» **Set exercise**
Print the entries below word for word, starting at the first line and ending at the line that contains "data-point-0-2024-10[interactable]: [670, 191, 681, 202]". Include both of those lines and nothing past the second.

» **Supplied data**
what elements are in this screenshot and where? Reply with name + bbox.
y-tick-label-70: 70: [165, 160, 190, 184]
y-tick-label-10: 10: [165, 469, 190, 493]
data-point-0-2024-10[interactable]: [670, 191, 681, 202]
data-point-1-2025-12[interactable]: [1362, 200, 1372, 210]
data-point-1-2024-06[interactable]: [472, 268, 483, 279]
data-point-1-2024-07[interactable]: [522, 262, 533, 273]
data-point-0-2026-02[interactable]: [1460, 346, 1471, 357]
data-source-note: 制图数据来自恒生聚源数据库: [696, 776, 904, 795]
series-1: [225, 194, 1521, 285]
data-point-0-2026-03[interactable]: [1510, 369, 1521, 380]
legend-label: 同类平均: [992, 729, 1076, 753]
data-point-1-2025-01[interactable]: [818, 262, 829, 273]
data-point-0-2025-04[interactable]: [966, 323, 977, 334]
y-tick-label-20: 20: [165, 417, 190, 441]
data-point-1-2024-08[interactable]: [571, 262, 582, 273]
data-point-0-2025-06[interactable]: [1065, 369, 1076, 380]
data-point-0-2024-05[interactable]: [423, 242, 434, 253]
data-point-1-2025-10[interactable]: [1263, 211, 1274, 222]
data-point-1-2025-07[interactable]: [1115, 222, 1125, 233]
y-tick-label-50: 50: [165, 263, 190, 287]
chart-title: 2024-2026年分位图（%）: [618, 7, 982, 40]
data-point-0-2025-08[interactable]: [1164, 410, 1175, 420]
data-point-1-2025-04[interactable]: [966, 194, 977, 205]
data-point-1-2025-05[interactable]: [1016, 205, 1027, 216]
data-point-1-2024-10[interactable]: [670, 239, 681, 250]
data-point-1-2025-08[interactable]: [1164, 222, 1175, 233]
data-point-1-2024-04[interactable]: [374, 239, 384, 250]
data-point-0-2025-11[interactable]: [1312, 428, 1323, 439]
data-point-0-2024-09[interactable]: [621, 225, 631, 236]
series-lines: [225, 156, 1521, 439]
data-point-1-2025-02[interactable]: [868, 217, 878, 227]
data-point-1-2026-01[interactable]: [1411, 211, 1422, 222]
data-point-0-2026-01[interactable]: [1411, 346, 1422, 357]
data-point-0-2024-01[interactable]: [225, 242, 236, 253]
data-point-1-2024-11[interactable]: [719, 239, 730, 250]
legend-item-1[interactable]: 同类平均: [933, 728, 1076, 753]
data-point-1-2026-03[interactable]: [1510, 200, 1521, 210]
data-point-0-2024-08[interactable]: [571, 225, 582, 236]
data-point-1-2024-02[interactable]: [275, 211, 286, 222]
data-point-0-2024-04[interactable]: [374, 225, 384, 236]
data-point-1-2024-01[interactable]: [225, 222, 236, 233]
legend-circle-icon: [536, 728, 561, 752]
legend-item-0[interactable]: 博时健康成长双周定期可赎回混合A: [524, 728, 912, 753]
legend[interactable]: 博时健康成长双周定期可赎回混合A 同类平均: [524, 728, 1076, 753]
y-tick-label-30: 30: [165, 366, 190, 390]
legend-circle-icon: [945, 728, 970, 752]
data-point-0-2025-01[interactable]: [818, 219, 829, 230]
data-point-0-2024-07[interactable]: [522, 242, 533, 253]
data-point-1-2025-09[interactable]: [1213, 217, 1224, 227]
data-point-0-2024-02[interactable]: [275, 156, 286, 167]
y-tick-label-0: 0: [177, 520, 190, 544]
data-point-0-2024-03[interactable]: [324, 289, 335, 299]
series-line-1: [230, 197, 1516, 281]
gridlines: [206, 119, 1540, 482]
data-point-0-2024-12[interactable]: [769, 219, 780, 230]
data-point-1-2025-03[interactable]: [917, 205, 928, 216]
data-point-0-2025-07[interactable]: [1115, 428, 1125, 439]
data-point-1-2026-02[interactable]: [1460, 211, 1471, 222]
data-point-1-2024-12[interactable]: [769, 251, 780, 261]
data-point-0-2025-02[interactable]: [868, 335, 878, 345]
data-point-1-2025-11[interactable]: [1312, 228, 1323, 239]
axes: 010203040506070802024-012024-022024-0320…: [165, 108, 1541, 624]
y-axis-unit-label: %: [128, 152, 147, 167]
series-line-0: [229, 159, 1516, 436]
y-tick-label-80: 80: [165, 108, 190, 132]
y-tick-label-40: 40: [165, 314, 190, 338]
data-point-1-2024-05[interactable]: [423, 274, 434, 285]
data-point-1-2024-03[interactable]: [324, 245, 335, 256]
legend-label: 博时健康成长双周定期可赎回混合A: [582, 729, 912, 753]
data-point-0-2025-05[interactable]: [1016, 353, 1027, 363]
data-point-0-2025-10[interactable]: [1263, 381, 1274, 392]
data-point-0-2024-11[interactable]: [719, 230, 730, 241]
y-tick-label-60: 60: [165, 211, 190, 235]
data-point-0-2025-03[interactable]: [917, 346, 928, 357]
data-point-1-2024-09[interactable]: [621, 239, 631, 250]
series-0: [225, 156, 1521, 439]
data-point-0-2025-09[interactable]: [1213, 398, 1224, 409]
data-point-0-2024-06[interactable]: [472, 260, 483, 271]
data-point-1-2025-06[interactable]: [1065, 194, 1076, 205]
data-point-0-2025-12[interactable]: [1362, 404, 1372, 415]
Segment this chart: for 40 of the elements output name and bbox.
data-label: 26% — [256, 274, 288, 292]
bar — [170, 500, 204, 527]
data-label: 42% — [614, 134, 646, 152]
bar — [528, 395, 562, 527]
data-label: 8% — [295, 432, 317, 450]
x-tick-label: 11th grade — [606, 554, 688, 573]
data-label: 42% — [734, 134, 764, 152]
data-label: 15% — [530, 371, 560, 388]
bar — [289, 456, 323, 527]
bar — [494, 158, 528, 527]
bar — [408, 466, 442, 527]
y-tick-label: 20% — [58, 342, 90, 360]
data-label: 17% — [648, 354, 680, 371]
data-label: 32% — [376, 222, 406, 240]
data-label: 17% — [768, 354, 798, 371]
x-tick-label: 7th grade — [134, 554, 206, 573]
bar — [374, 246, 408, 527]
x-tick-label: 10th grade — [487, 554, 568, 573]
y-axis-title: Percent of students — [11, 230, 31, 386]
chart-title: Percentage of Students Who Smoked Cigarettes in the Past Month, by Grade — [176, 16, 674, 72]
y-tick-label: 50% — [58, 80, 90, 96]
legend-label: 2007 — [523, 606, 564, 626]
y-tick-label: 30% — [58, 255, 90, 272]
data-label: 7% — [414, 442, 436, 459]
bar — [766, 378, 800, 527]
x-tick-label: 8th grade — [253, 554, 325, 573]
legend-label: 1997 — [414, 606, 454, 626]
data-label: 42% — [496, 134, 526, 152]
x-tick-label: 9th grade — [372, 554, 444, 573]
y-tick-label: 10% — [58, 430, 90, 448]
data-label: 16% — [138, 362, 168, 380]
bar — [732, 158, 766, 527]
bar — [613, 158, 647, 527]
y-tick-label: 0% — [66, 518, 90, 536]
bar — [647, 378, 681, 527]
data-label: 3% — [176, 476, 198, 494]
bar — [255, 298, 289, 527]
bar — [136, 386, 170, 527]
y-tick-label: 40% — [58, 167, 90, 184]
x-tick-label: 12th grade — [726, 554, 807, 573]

» **Task answer**
what elements are in this screenshot and where? Reply with name + bbox.
y-tick-label-70: 70: [165, 160, 190, 184]
y-tick-label-10: 10: [165, 469, 190, 493]
data-point-0-2024-10[interactable]: [670, 191, 681, 202]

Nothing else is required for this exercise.